++++ Provided records ++++

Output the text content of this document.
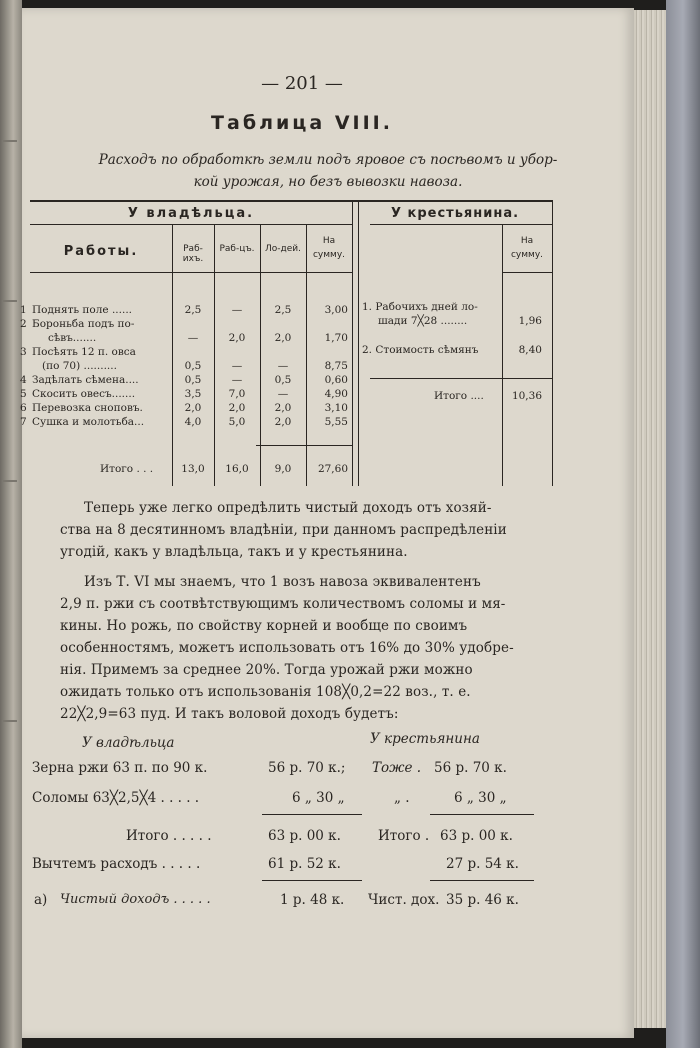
— 201 —
Таблица VIII.
Расходъ по обработкѣ земли подъ яровое съ посѣвомъ и убор-
кой урожая, но безъ вывозки навоза.
У владѣльца.	У крестьянина.
Работы.	Раб-ихъ.
Раб-цъ.	Ло-дей.
На
сумму.
На
сумму.
1 Поднять поле ......	2,5	—	2,5	3,00
2 Бороньба подъ по-
сѣвъ.......	—	2,0	2,0	1,70
3 Посѣять 12 п. овса
(по 70) ..........	0,5	—	—	8,75
4 Задѣлать сѣмена....	0,5	—	0,5	0,60
5 Скосить овесъ.......	3,5	7,0	—	4,90
6 Перевозка сноповъ.	2,0	2,0	2,0	3,10
7 Сушка и молотьба...	4,0	5,0	2,0	5,55
Итого . . .	13,0	16,0	9,0	27,60
1. Рабочихъ дней ло-
шади 7╳28 ........	1,96
2. Стоимость сѣмянъ	8,40
Итого ....	10,36
Теперь уже легко опредѣлить чистый доходъ отъ хозяй-
ства на 8 десятинномъ владѣніи, при данномъ распредѣленіи
угодій, какъ у владѣльца, такъ и у крестьянина.
Изъ Т. VI мы знаемъ, что 1 возъ навоза эквивалентенъ
2,9 п. ржи съ соотвѣтствующимъ количествомъ соломы и мя-
кины. Но рожь, по свойству корней и вообще по своимъ
особенностямъ, можетъ использовать отъ 16% до 30% удобре-
нія. Примемъ за среднее 20%. Тогда урожай ржи можно
ожидать только отъ использованія 108╳0,2=22 воз., т. е.
22╳2,9=63 пуд. И такъ воловой доходъ будетъ:
У владѣльца	У крестьянина
Зерна ржи 63 п. по 90 к.	56 р. 70 к.; Тоже . 56 р. 70 к.
Соломы 63╳2,5╳4 . . . . .	6 „ 30 „	„ .	6 „ 30 „
Итого . . . . .	63 р. 00 к.	Итого . 63 р. 00 к.
Вычтемъ расходъ . . . . .	61 р. 52 к.	27 р. 54 к.
а) Чистый доходъ . . . . .	1 р. 48 к. Чист. дох. 35 р. 46 к.
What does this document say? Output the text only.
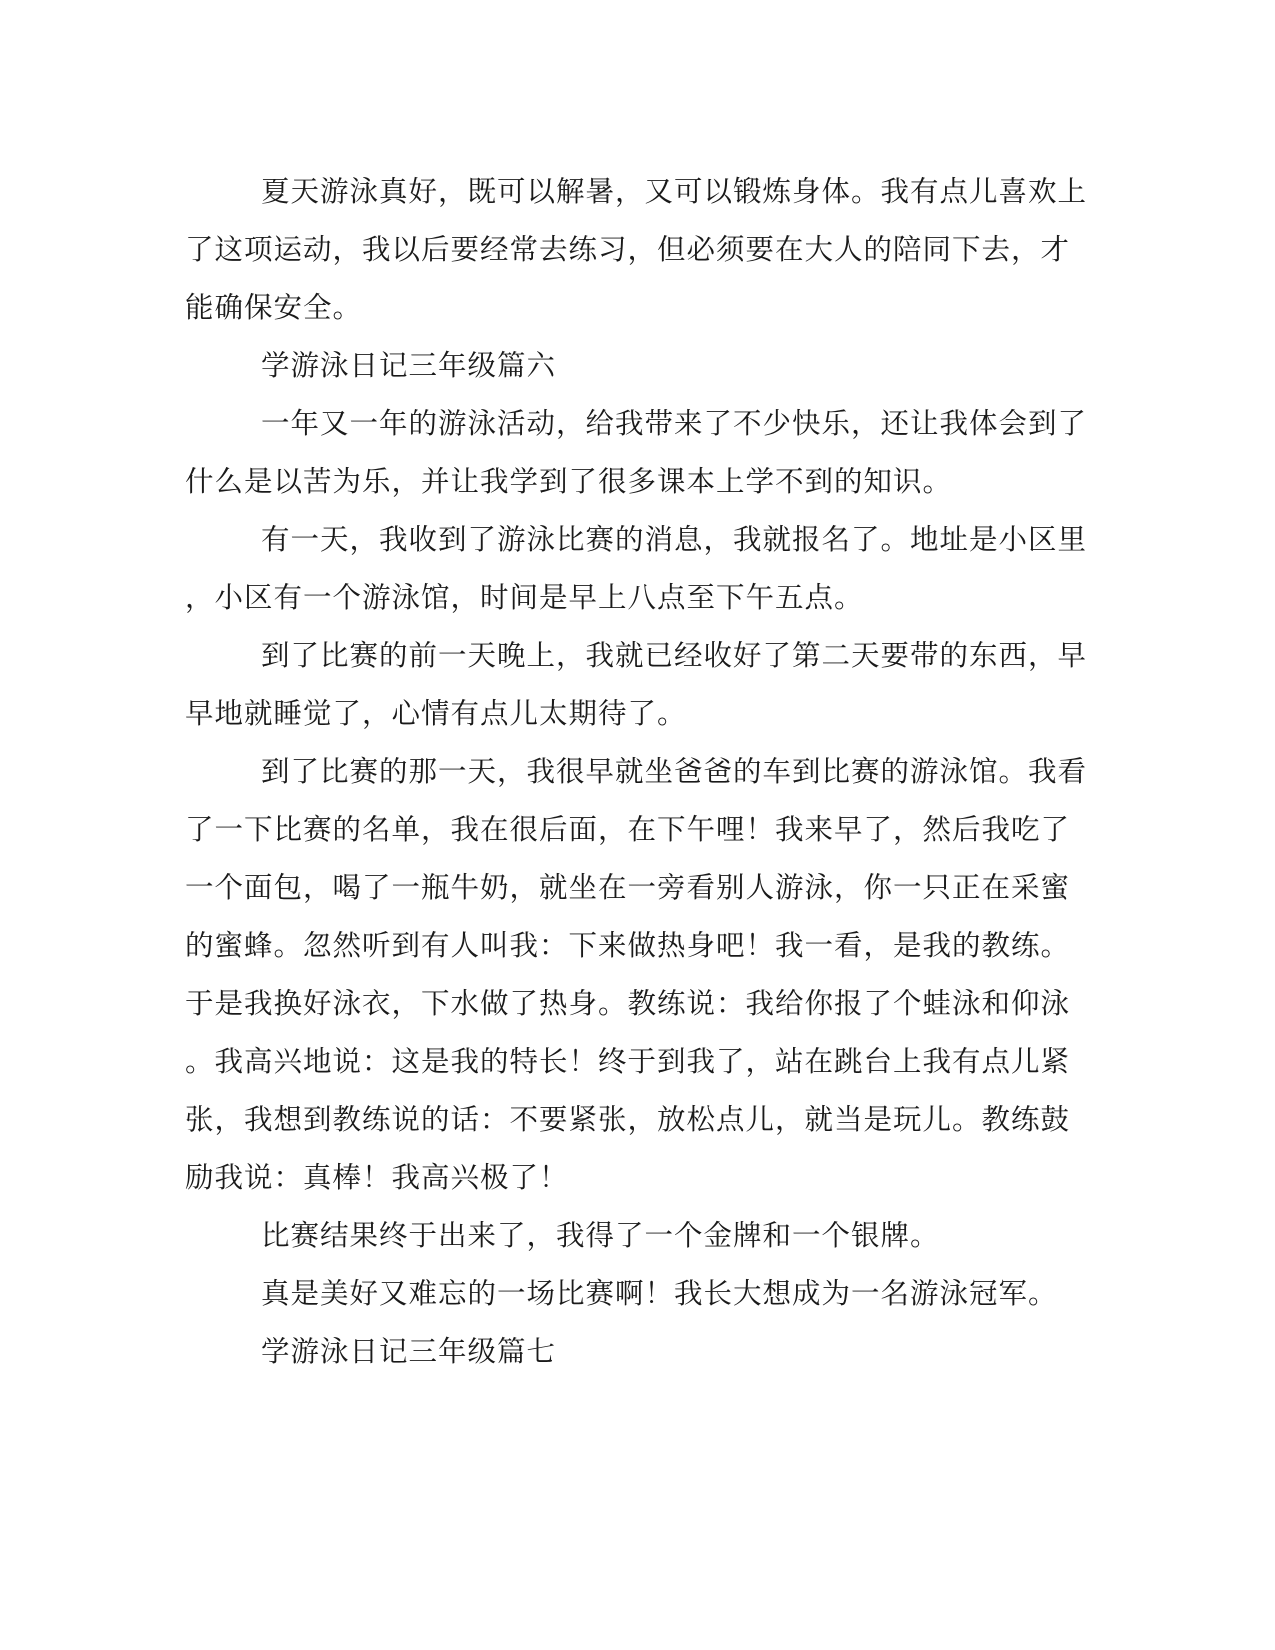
夏天游泳真好，既可以解暑，又可以锻炼身体。我有点儿喜欢上
了这项运动，我以后要经常去练习，但必须要在大人的陪同下去，才
能确保安全。
学游泳日记三年级篇六
一年又一年的游泳活动，给我带来了不少快乐，还让我体会到了
什么是以苦为乐，并让我学到了很多课本上学不到的知识。
有一天，我收到了游泳比赛的消息，我就报名了。地址是小区里
，小区有一个游泳馆，时间是早上八点至下午五点。
到了比赛的前一天晚上，我就已经收好了第二天要带的东西，早
早地就睡觉了，心情有点儿太期待了。
到了比赛的那一天，我很早就坐爸爸的车到比赛的游泳馆。我看
了一下比赛的名单，我在很后面，在下午哩！我来早了，然后我吃了
一个面包，喝了一瓶牛奶，就坐在一旁看别人游泳，你一只正在采蜜
的蜜蜂。忽然听到有人叫我：下来做热身吧！我一看，是我的教练。
于是我换好泳衣，下水做了热身。教练说：我给你报了个蛙泳和仰泳
。我高兴地说：这是我的特长！终于到我了，站在跳台上我有点儿紧
张，我想到教练说的话：不要紧张，放松点儿，就当是玩儿。教练鼓
励我说：真棒！我高兴极了！
比赛结果终于出来了，我得了一个金牌和一个银牌。
真是美好又难忘的一场比赛啊！我长大想成为一名游泳冠军。
学游泳日记三年级篇七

++++

Short exercise:
Identify all lines in the records above with the word "Output".

Solution:
Output the text content of this document.
What does this document say? Output the text only.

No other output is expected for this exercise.